_Entries shown_.

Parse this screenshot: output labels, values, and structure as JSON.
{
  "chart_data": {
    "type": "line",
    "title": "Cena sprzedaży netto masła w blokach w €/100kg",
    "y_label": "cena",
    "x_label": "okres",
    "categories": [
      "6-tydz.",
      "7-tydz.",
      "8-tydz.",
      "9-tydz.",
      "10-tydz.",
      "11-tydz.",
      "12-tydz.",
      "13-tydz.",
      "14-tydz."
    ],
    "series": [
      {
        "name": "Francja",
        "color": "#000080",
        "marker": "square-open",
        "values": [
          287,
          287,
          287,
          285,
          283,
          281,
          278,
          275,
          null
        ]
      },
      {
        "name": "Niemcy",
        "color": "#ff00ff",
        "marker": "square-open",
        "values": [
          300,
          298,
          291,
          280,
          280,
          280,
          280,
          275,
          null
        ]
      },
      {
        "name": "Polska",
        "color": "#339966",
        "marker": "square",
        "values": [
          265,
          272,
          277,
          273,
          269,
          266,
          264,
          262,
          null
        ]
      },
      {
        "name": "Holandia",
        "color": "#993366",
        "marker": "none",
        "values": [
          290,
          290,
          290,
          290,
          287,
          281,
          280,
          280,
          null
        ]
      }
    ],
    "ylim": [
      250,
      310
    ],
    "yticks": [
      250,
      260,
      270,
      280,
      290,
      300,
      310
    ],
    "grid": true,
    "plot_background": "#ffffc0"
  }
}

_Problem to work on_.
Return each entry from the material above exactly as it appears.

_Task response_.
Parse this screenshot: output labels, values, and structure as JSON.
{
  "chart_data": {
    "type": "line",
    "title": "Cena sprzedaży netto masła w blokach w €/100kg",
    "y_label": "cena",
    "x_label": "okres",
    "categories": [
      "6-tydz.",
      "7-tydz.",
      "8-tydz.",
      "9-tydz.",
      "10-tydz.",
      "11-tydz.",
      "12-tydz.",
      "13-tydz.",
      "14-tydz."
    ],
    "series": [
      {
        "name": "Francja",
        "color": "#000080",
        "marker": "square-open",
        "values": [
          287,
          287,
          287,
          285,
          283,
          281,
          278,
          275,
          null
        ]
      },
      {
        "name": "Niemcy",
        "color": "#ff00ff",
        "marker": "square-open",
        "values": [
          300,
          298,
          291,
          280,
          280,
          280,
          280,
          275,
          null
        ]
      },
      {
        "name": "Polska",
        "color": "#339966",
        "marker": "square",
        "values": [
          265,
          272,
          277,
          273,
          269,
          266,
          264,
          262,
          null
        ]
      },
      {
        "name": "Holandia",
        "color": "#993366",
        "marker": "none",
        "values": [
          290,
          290,
          290,
          290,
          287,
          281,
          280,
          280,
          null
        ]
      }
    ],
    "ylim": [
      250,
      310
    ],
    "yticks": [
      250,
      260,
      270,
      280,
      290,
      300,
      310
    ],
    "grid": true,
    "plot_background": "#ffffc0"
  }
}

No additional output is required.